- **Given exercise**: Give the number of lines in the records below that include "total", and nothing more.

- **Records for this task**:
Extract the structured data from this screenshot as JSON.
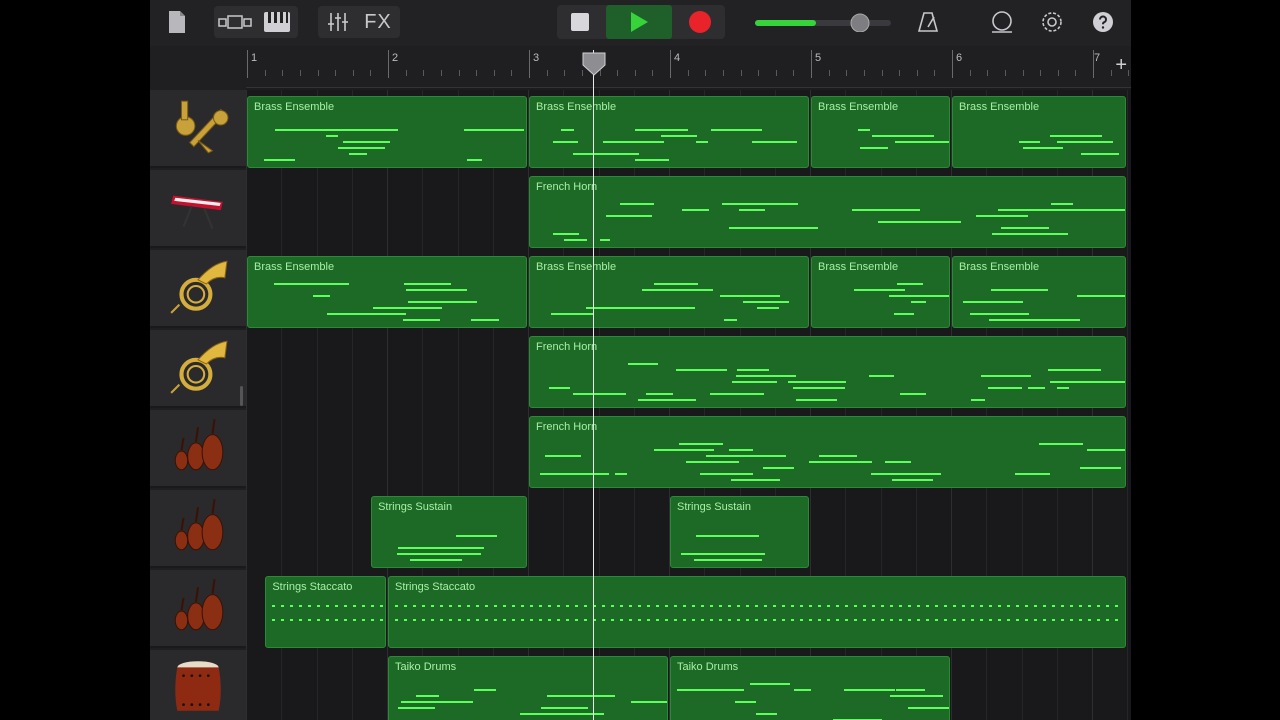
{
  "toolbar": {
    "fx_label": "FX",
    "volume_level": 0.72
  },
  "ruler": {
    "bars": [
      "1",
      "2",
      "3",
      "4",
      "5",
      "6",
      "7"
    ]
  },
  "tracks": [
    {
      "instrument": "brass-ensemble",
      "regions": [
        {
          "name": "Brass Ensemble"
        },
        {
          "name": "Brass Ensemble"
        },
        {
          "name": "Brass Ensemble"
        },
        {
          "name": "Brass Ensemble"
        }
      ]
    },
    {
      "instrument": "keyboard",
      "regions": [
        {
          "name": "French Horn"
        }
      ]
    },
    {
      "instrument": "french-horn",
      "regions": [
        {
          "name": "Brass Ensemble"
        },
        {
          "name": "Brass Ensemble"
        },
        {
          "name": "Brass Ensemble"
        },
        {
          "name": "Brass Ensemble"
        }
      ]
    },
    {
      "instrument": "french-horn",
      "regions": [
        {
          "name": "French Horn"
        }
      ]
    },
    {
      "instrument": "strings",
      "regions": [
        {
          "name": "French Horn"
        }
      ]
    },
    {
      "instrument": "strings",
      "regions": [
        {
          "name": "Strings Sustain"
        },
        {
          "name": "Strings Sustain"
        }
      ]
    },
    {
      "instrument": "strings",
      "regions": [
        {
          "name": "Strings Staccato"
        },
        {
          "name": "Strings Staccato"
        }
      ]
    },
    {
      "instrument": "taiko-drum",
      "regions": [
        {
          "name": "Taiko Drums"
        },
        {
          "name": "Taiko Drums"
        }
      ]
    }
  ],
  "colors": {
    "region_fill": "#1d6a27",
    "note": "#5dff5a",
    "record": "#e8232a",
    "play": "#37d33a"
  }
}
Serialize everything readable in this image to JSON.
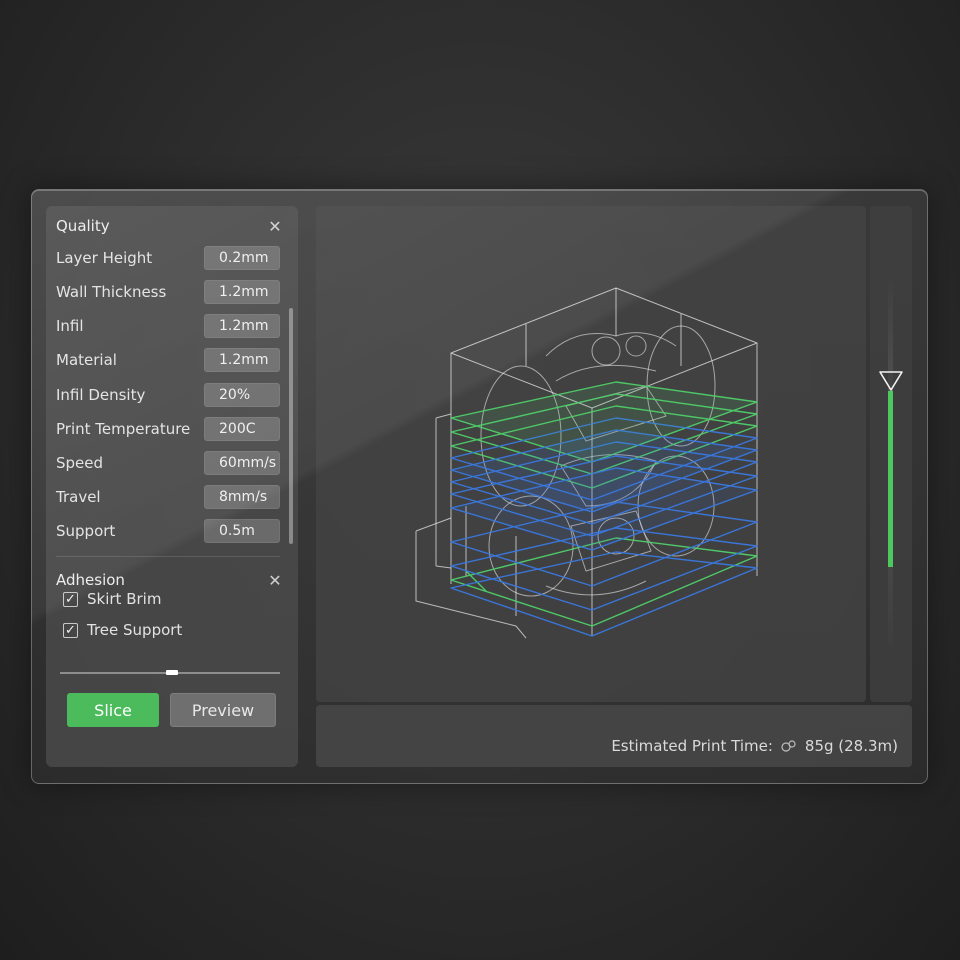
{
  "quality": {
    "title": "Quality",
    "rows": [
      {
        "label": "Layer Height",
        "value": "0.2mm"
      },
      {
        "label": "Wall Thickness",
        "value": "1.2mm"
      },
      {
        "label": "Infil",
        "value": "1.2mm"
      },
      {
        "label": "Material",
        "value": "1.2mm"
      },
      {
        "label": "Infil Density",
        "value": "20%"
      },
      {
        "label": "Print Temperature",
        "value": "200C"
      },
      {
        "label": "Speed",
        "value": "60mm/s"
      },
      {
        "label": "Travel",
        "value": "8mm/s"
      },
      {
        "label": "Support",
        "value": "0.5m"
      }
    ]
  },
  "adhesion": {
    "title": "Adhesion",
    "options": [
      {
        "label": "Skirt Brim",
        "checked": true
      },
      {
        "label": "Tree Support",
        "checked": true
      }
    ],
    "slider_value": 0.5
  },
  "buttons": {
    "slice": "Slice",
    "preview": "Preview"
  },
  "status": {
    "label": "Estimated Print Time:",
    "value": "85g (28.3m)"
  },
  "layer_slider": {
    "level": 0.6
  },
  "colors": {
    "accent_green": "#4cbb5c",
    "layer_blue": "#3a78e0",
    "layer_green": "#4fd06a"
  },
  "icons": {
    "close": "close-icon",
    "check": "check-icon",
    "filament": "filament-icon",
    "layer_handle": "triangle-down-icon"
  }
}
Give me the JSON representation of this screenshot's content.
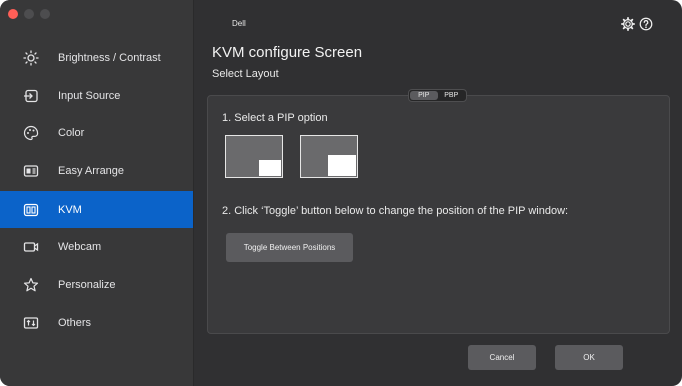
{
  "app": {
    "brand": "Dell"
  },
  "sidebar": {
    "items": [
      {
        "label": "Brightness / Contrast",
        "icon": "sun-icon"
      },
      {
        "label": "Input Source",
        "icon": "input-source-icon"
      },
      {
        "label": "Color",
        "icon": "palette-icon"
      },
      {
        "label": "Easy Arrange",
        "icon": "easy-arrange-icon"
      },
      {
        "label": "KVM",
        "icon": "kvm-icon",
        "active": true
      },
      {
        "label": "Webcam",
        "icon": "webcam-icon"
      },
      {
        "label": "Personalize",
        "icon": "star-icon"
      },
      {
        "label": "Others",
        "icon": "others-icon"
      }
    ]
  },
  "main": {
    "title": "KVM configure Screen",
    "subtitle": "Select Layout",
    "layout_tabs": [
      {
        "label": "PIP",
        "selected": true
      },
      {
        "label": "PBP",
        "selected": false
      }
    ],
    "step1": "1. Select a PIP option",
    "pip_options": [
      {
        "name": "pip-option-small"
      },
      {
        "name": "pip-option-large"
      }
    ],
    "step2": "2. Click ‘Toggle’ button below to change the position of the PIP window:",
    "toggle_label": "Toggle Between Positions",
    "cancel_label": "Cancel",
    "ok_label": "OK"
  },
  "colors": {
    "accent": "#0b63c9",
    "background": "#303032",
    "sidebar": "#383839",
    "button": "#5b5b5e"
  }
}
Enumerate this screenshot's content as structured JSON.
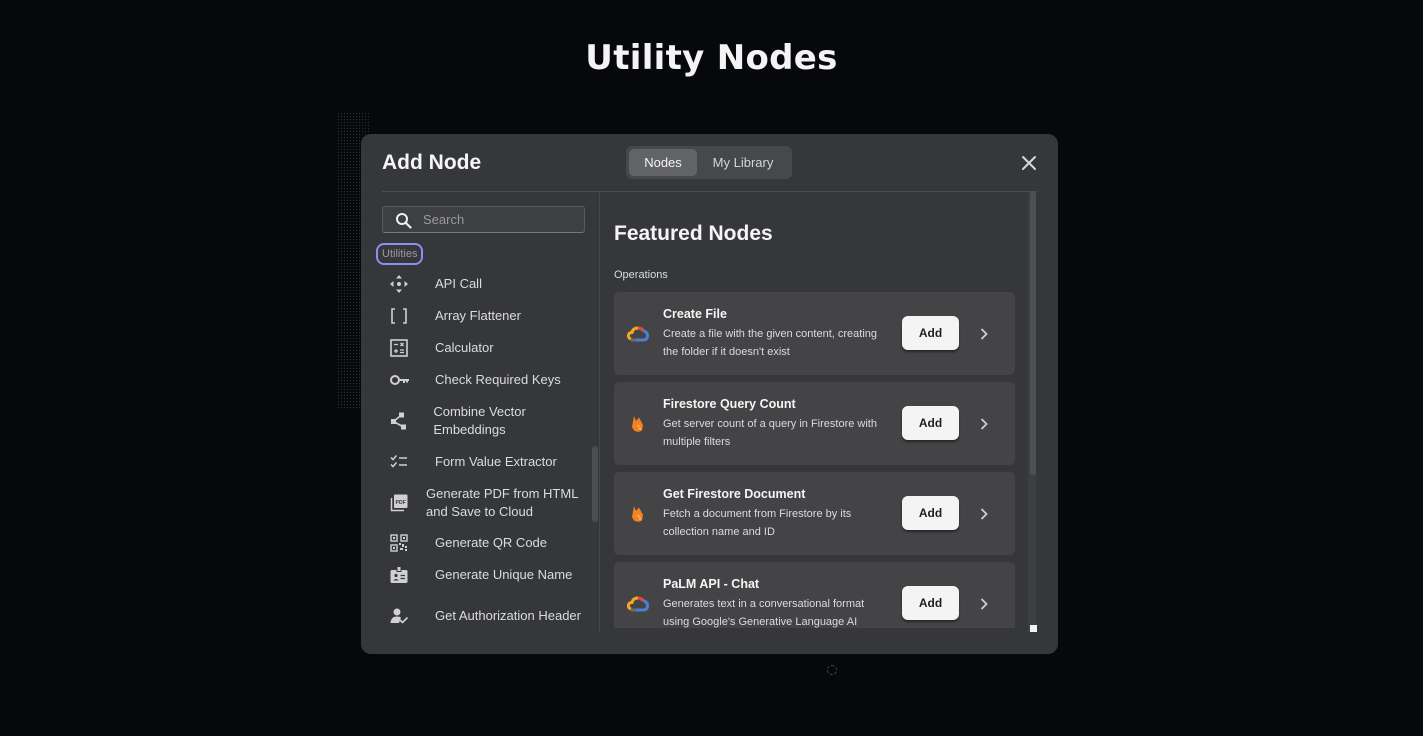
{
  "page": {
    "title": "Utility Nodes"
  },
  "modal": {
    "title": "Add Node",
    "tabs": [
      {
        "label": "Nodes",
        "active": true
      },
      {
        "label": "My Library",
        "active": false
      }
    ],
    "close_icon": "close-icon"
  },
  "sidebar": {
    "search": {
      "placeholder": "Search",
      "value": ""
    },
    "category_chip": "Utilities",
    "items": [
      {
        "label": "API Call",
        "icon": "move-arrows-icon"
      },
      {
        "label": "Array Flattener",
        "icon": "brackets-icon"
      },
      {
        "label": "Calculator",
        "icon": "calculator-icon"
      },
      {
        "label": "Check Required Keys",
        "icon": "key-icon"
      },
      {
        "label": "Combine Vector Embeddings",
        "icon": "share-nodes-icon"
      },
      {
        "label": "Form Value Extractor",
        "icon": "checklist-icon"
      },
      {
        "label": "Generate PDF from HTML and Save to Cloud",
        "icon": "pdf-icon"
      },
      {
        "label": "Generate QR Code",
        "icon": "qr-code-icon"
      },
      {
        "label": "Generate Unique Name",
        "icon": "id-badge-icon"
      },
      {
        "label": "Get Authorization Header",
        "icon": "user-check-icon"
      }
    ]
  },
  "main": {
    "title": "Featured Nodes",
    "section_label": "Operations",
    "add_label": "Add",
    "cards": [
      {
        "title": "Create File",
        "description": "Create a file with the given content, creating the folder if it doesn't exist",
        "icon": "google-cloud-icon"
      },
      {
        "title": "Firestore Query Count",
        "description": "Get server count of a query in Firestore with multiple filters",
        "icon": "firebase-icon"
      },
      {
        "title": "Get Firestore Document",
        "description": "Fetch a document from Firestore by its collection name and ID",
        "icon": "firebase-icon"
      },
      {
        "title": "PaLM API - Chat",
        "description": "Generates text in a conversational format using Google's Generative Language AI",
        "icon": "google-cloud-icon"
      }
    ]
  },
  "colors": {
    "background": "#07080b",
    "modal": "#36373b",
    "card": "#444447",
    "focus_ring": "#8a8ff0",
    "firebase_orange": "#f58220"
  }
}
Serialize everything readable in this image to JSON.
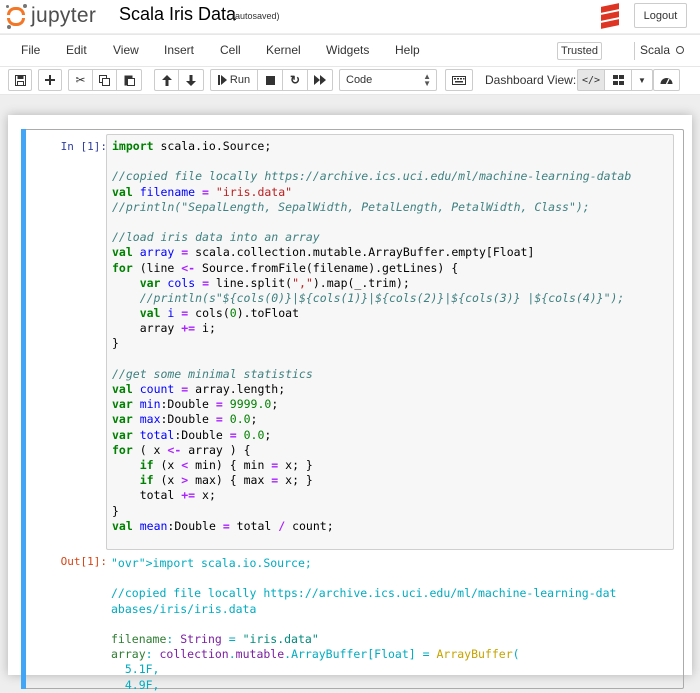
{
  "header": {
    "logo_text": "jupyter",
    "notebook_name": "Scala Iris Data",
    "autosave_status": "(autosaved)",
    "logout_label": "Logout"
  },
  "menubar": {
    "items": [
      "File",
      "Edit",
      "View",
      "Insert",
      "Cell",
      "Kernel",
      "Widgets",
      "Help"
    ],
    "trusted_label": "Trusted",
    "kernel_name": "Scala"
  },
  "toolbar": {
    "run_label": "Run",
    "cell_type": "Code",
    "dashboard_label": "Dashboard View:"
  },
  "cell": {
    "in_prompt": "In [1]:",
    "out_prompt": "Out[1]:",
    "code": [
      "import scala.io.Source;",
      "",
      "//copied file locally https://archive.ics.uci.edu/ml/machine-learning-datab",
      "val filename = \"iris.data\"",
      "//println(\"SepalLength, SepalWidth, PetalLength, PetalWidth, Class\");",
      "",
      "//load iris data into an array",
      "val array = scala.collection.mutable.ArrayBuffer.empty[Float]",
      "for (line <- Source.fromFile(filename).getLines) {",
      "    var cols = line.split(\",\").map(_.trim);",
      "    //println(s\"${cols(0)}|${cols(1)}|${cols(2)}|${cols(3)} |${cols(4)}\");",
      "    val i = cols(0).toFloat",
      "    array += i;",
      "}",
      "",
      "//get some minimal statistics",
      "val count = array.length;",
      "var min:Double = 9999.0;",
      "var max:Double = 0.0;",
      "var total:Double = 0.0;",
      "for ( x <- array ) {",
      "    if (x < min) { min = x; }",
      "    if (x > max) { max = x; }",
      "    total += x;",
      "}",
      "val mean:Double = total / count;"
    ],
    "output": [
      "import scala.io.Source;",
      "",
      "//copied file locally https://archive.ics.uci.edu/ml/machine-learning-dat",
      "abases/iris/iris.data",
      "",
      "filename: String = \"iris.data\"",
      "array: collection.mutable.ArrayBuffer[Float] = ArrayBuffer(",
      "  5.1F,",
      "  4.9F,"
    ]
  },
  "colors": {
    "jupyter_orange": "#f37726",
    "scala_red": "#de3423",
    "cell_selected_bar": "#42a5f5",
    "in_prompt": "#303f9f",
    "out_prompt": "#d84315",
    "keyword": "#008000",
    "comment": "#408080",
    "string": "#ba2121",
    "variable": "#0000ff"
  },
  "icons": [
    "save-icon",
    "plus-icon",
    "scissors-icon",
    "copy-icon",
    "paste-icon",
    "arrow-up-icon",
    "arrow-down-icon",
    "step-forward-icon",
    "stop-icon",
    "refresh-icon",
    "fast-forward-icon",
    "keyboard-icon",
    "code-icon",
    "grid-icon",
    "caret-down-icon",
    "dashboard-icon"
  ]
}
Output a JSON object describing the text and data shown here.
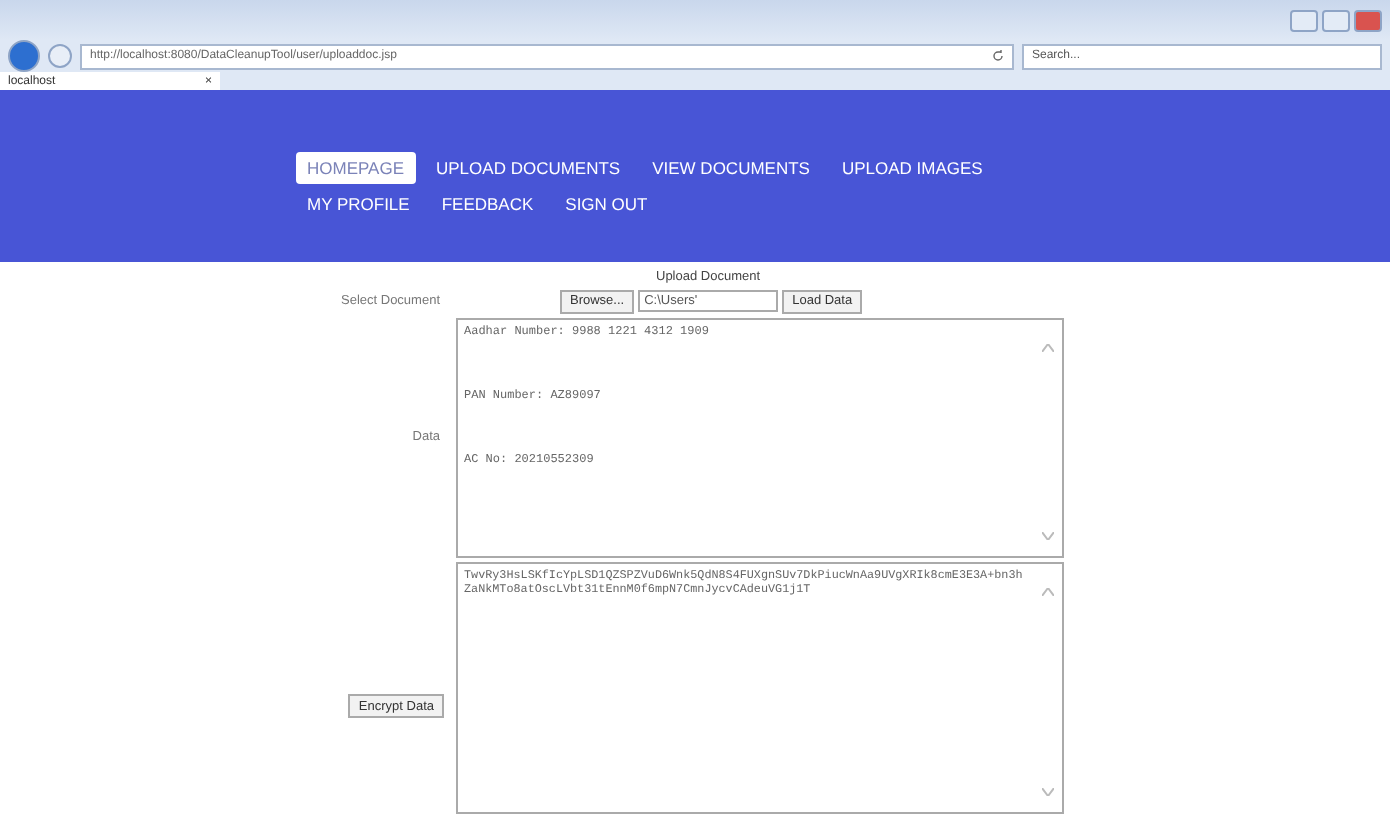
{
  "browser": {
    "url": "http://localhost:8080/DataCleanupTool/user/uploaddoc.jsp",
    "search_placeholder": "Search...",
    "tab": {
      "label": "localhost",
      "close": "×"
    }
  },
  "nav": [
    {
      "label": "HOMEPAGE",
      "selected": true
    },
    {
      "label": "UPLOAD DOCUMENTS",
      "selected": false
    },
    {
      "label": "VIEW DOCUMENTS",
      "selected": false
    },
    {
      "label": "UPLOAD IMAGES",
      "selected": false
    },
    {
      "label": "MY PROFILE",
      "selected": false
    },
    {
      "label": "FEEDBACK",
      "selected": false
    },
    {
      "label": "SIGN OUT",
      "selected": false
    }
  ],
  "form": {
    "title": "Upload Document",
    "select_label": "Select Document",
    "browse_button": "Browse...",
    "path_value": "C:\\Users'",
    "load_button": "Load Data",
    "data_label": "Data",
    "data_lines": [
      "Aadhar Number: 9988 1221 4312 1909",
      "PAN Number: AZ89097",
      "AC No: 20210552309"
    ],
    "encrypt_button": "Encrypt Data",
    "encrypted": "TwvRy3HsLSKfIcYpLSD1QZSPZVuD6Wnk5QdN8S4FUXgnSUv7DkPiucWnAa9UVgXRIk8cmE3E3A+bn3hZaNkMTo8atOscLVbt31tEnnM0f6mpN7CmnJycvCAdeuVG1j1T"
  }
}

- **Written response**: 3